Lines containing the string "true" are to be counted; report the number and nothing more.

•••

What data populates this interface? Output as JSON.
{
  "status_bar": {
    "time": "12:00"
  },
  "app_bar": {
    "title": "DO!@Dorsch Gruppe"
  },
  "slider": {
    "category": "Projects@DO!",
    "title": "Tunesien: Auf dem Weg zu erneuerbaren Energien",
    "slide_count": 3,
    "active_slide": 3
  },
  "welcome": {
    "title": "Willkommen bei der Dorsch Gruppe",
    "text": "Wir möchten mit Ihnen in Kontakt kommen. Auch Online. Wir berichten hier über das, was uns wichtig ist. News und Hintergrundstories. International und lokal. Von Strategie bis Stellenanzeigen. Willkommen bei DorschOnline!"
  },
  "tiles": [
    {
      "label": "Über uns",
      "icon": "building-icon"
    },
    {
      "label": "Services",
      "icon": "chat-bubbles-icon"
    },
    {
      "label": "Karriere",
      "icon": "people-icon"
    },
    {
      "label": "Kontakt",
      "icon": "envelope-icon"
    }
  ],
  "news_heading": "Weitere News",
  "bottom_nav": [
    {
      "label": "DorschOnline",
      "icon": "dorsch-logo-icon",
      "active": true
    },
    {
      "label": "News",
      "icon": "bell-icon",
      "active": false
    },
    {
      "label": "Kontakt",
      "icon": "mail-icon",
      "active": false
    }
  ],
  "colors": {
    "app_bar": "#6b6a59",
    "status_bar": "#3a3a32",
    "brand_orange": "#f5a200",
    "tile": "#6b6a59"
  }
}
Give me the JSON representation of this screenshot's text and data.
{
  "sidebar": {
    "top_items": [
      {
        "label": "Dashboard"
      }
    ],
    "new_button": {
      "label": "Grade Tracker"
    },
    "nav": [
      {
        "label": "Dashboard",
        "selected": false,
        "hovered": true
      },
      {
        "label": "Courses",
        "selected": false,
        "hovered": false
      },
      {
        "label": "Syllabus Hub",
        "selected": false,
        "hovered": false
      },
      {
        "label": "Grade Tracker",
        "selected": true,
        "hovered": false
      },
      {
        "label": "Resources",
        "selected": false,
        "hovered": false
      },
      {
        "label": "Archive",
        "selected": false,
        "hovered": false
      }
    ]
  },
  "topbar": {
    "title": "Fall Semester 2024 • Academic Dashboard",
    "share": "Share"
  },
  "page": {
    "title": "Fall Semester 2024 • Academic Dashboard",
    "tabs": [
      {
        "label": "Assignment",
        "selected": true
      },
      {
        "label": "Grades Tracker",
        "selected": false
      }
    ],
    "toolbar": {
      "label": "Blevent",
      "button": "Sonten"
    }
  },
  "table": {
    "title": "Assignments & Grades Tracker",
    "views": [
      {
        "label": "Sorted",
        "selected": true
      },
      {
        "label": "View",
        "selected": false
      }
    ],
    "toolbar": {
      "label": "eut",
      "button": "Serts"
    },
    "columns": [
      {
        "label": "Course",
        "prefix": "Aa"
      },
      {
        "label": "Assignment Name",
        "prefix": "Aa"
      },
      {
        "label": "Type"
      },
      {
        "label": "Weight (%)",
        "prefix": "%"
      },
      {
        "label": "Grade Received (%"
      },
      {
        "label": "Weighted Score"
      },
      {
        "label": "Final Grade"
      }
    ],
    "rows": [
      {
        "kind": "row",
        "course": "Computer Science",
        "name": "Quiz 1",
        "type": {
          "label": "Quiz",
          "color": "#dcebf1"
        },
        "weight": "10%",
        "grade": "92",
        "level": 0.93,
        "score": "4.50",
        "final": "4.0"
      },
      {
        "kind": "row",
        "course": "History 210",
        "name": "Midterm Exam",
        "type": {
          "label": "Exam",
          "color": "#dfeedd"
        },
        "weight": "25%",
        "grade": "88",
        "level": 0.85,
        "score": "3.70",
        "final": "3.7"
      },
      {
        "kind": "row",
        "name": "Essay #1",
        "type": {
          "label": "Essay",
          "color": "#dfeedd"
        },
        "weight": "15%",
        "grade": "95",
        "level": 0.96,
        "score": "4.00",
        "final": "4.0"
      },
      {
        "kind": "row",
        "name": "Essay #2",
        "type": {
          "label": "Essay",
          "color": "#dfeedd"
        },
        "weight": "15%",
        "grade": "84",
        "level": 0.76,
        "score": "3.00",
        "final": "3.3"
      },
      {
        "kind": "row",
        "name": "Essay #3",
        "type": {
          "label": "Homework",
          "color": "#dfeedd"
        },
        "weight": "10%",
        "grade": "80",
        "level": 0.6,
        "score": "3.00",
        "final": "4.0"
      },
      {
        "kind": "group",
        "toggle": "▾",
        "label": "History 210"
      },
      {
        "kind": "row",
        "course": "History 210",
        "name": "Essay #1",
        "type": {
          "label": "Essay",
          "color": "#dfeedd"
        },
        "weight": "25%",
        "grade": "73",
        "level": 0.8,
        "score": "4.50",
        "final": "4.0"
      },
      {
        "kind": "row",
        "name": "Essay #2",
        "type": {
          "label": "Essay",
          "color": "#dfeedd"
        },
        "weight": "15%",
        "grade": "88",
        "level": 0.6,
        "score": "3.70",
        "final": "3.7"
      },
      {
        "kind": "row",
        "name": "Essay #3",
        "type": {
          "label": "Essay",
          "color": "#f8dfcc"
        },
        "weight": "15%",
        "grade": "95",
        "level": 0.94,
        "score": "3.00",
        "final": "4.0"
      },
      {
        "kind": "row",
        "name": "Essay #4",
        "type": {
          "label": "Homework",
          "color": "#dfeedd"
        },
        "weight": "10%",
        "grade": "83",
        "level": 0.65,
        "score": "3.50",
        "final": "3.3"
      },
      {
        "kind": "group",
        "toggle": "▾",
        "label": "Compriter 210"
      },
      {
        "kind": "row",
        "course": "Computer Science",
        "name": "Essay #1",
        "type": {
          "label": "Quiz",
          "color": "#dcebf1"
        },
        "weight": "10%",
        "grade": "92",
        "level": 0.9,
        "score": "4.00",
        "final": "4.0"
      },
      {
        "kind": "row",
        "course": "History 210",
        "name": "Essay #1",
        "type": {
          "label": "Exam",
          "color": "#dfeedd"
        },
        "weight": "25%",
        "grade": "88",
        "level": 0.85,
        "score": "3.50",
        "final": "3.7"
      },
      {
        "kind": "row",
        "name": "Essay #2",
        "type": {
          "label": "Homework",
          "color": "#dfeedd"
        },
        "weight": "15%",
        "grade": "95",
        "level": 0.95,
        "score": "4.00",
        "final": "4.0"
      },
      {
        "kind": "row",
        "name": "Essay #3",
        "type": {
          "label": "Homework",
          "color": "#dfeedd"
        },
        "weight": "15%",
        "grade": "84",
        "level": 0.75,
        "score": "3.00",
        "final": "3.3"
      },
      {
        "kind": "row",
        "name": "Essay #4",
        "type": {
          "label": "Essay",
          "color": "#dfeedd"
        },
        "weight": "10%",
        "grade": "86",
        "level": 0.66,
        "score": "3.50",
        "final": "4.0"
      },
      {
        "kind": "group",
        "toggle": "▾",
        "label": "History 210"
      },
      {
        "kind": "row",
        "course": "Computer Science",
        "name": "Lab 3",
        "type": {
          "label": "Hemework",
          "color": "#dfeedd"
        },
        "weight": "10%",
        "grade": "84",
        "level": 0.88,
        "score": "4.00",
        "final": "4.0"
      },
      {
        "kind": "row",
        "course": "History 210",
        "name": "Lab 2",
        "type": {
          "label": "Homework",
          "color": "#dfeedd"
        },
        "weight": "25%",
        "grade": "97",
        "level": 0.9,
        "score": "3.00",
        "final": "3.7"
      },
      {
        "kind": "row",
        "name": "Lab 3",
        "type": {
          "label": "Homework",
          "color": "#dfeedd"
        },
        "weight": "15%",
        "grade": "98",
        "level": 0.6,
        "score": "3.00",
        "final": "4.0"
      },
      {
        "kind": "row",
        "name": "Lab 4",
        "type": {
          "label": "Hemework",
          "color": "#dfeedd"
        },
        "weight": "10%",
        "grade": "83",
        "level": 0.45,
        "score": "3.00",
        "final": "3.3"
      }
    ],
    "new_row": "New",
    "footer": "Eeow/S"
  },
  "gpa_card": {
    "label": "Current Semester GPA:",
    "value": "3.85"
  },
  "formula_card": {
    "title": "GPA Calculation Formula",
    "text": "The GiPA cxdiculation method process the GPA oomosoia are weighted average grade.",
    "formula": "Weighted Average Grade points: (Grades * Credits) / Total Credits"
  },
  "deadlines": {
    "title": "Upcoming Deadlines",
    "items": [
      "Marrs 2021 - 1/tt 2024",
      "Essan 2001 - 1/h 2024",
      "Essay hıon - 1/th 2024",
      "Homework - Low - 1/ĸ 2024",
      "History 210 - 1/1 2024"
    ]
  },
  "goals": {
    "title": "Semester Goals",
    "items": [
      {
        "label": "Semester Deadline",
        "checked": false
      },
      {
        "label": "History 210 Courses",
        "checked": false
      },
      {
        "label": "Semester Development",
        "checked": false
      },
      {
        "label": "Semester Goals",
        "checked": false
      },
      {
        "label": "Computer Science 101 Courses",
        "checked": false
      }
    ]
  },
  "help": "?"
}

•••

# EXPECTED OUTPUT
5